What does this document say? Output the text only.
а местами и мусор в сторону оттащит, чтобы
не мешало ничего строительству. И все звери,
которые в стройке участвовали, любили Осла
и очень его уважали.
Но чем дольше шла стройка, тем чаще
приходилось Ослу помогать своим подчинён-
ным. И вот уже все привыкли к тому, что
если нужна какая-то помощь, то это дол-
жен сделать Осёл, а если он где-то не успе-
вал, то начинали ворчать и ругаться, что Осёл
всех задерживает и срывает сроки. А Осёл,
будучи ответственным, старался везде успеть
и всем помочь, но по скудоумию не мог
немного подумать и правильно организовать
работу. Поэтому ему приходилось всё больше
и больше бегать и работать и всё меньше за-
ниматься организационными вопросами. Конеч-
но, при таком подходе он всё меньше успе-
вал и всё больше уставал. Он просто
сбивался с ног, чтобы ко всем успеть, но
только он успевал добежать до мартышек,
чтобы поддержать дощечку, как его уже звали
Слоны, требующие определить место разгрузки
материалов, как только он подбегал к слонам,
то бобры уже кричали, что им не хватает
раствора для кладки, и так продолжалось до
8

··········

[EXERCISE REQUIREMENTS]
Retype the material in full. Each word must match.

[WRITTEN SOLUTION]
What does this document say? Output the text only.
а местами и мусор в сторону оттащит, чтобы
не мешало ничего строительству. И все звери,
которые в стройке участвовали, любили Осла
и очень его уважали.
Но чем дольше шла стройка, тем чаще
приходилось Ослу помогать своим подчинён-
ным. И вот уже все привыкли к тому, что
если нужна какая-то помощь, то это дол-
жен сделать Осёл, а если он где-то не успе-
вал, то начинали ворчать и ругаться, что Осёл
всех задерживает и срывает сроки. А Осёл,
будучи ответственным, старался везде успеть
и всем помочь, но по скудоумию не мог
немного подумать и правильно организовать
работу. Поэтому ему приходилось всё больше
и больше бегать и работать и всё меньше за-
ниматься организационными вопросами. Конеч-
но, при таком подходе он всё меньше успе-
вал и всё больше уставал. Он просто
сбивался с ног, чтобы ко всем успеть, но
только он успевал добежать до мартышек,
чтобы поддержать дощечку, как его уже звали
Слоны, требующие определить место разгрузки
материалов, как только он подбегал к слонам,
то бобры уже кричали, что им не хватает
раствора для кладки, и так продолжалось до
8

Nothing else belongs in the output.